* Brief 1
According to the Magic deck text, who first came up with the idea for the Liquimetal Coating + Ancient Stirrings + artifact-removal engine?

* Selected excerpt
##########

I had the deck all planned out:

[cardlist]

[Creatures]

3 Acidic Slime

4 Spellskite

4 Sylvok Replica

1 Emrakul, the Aeons Torn

2 Ulamog, the Infinite Gyre

[/Creatures]

[Planeswalkers]

2 Garruk, Primal Hunter

[/Planeswalkers]

[Spells]

3 Slice in Twain

4 Nature's Claim

4 Ancient Stirrings

3 Mimic Vat

3 Quicksilver Amulet

4 Liquimetal Coating

[/Spells]

[Lands]

12 Forest

3 Verdant Catacombs

4 Buried Ruin

4 Misty Rainforest

[/Lands]

[Sideboard]

4 Obstinate Baloth

4 Phyrexian Revoker

4 Summoning Trap

3 Torpor Orb

[/Sideboard]

[/cardlist]

The sideboard’s a work in progress, but I like that deck a lot. The Liquimetal Coating + Ancient Stirrings + lots-of-artifact-removal engine started out as an idea from a Syracuse regular, Joe (otherwise known as the Joe who lent me a Grave Titan a few weeks ago), but instead of Eldrazi dorks as the win condition, his deck just had a lot of Elves. I thought Eldrazi dudes plus Quicksilver Amulet had a lot of synergy with Ancient Stirrings, so I changed the deck around a little bit to accommodate that. The thing is, I needed to borrow too much random stuff to make it work, and no one had all the things I needed, so I was stuck.

I could’ve borrowed a Valakut deck. The thing about Valakut is, everyone has an extra Valakut deck, because it’s cost-effective, and no one wants to play it because it’s mindless to play. There just aren’t enough choices involved in the deck for me to call playing it Magic. As long as you know what all your cards do, and what other cards are in your deck, your choices are pretty clear. Wins and losses boil down to about two things:

1. Did you draw good cards?

2. How much could your opponent interact with you?

The answers to these two questions are what define your experiences with Valakut.

##########

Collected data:
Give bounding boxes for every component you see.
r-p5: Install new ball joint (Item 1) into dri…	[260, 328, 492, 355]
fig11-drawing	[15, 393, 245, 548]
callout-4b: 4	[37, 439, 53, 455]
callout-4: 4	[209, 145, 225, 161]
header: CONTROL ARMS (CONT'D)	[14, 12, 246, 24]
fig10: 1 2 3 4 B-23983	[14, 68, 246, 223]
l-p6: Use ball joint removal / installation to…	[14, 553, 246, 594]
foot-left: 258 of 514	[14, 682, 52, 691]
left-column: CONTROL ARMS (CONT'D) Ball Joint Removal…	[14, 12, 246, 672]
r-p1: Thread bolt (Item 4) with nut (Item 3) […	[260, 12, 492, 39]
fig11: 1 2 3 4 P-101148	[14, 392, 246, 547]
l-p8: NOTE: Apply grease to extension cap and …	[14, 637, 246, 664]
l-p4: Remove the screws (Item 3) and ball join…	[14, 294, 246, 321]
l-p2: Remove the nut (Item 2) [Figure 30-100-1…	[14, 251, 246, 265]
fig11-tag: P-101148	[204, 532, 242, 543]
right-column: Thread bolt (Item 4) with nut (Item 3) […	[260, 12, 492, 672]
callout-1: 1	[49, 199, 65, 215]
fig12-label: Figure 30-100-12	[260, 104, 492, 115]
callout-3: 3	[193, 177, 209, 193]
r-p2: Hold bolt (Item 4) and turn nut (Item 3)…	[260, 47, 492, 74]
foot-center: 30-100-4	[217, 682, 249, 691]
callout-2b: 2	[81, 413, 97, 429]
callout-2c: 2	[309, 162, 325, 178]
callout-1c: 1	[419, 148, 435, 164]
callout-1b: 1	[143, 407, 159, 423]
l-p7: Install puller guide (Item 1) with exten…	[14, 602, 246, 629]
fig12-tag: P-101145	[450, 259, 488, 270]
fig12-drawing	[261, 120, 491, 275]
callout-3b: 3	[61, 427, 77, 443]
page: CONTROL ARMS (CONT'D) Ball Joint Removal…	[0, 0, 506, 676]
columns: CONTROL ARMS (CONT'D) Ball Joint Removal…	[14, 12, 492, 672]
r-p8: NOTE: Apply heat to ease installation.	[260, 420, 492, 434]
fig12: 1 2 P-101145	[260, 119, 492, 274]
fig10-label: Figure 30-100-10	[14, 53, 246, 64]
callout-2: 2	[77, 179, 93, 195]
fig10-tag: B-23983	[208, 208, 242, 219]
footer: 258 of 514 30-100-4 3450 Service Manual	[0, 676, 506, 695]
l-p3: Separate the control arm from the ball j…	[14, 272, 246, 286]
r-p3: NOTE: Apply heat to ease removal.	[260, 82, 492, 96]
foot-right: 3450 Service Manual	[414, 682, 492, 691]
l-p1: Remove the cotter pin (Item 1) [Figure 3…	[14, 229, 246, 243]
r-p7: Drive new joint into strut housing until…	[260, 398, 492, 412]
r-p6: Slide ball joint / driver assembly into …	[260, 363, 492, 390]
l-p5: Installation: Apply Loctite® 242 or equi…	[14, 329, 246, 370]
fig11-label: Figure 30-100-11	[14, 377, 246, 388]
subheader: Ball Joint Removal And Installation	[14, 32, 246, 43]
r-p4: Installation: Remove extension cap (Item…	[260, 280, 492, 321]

##########

* Brief 2
Count the lines of the listing that contain the string "extension".

* Output 1
Joe, a Syracuse regular.

* Output 2
2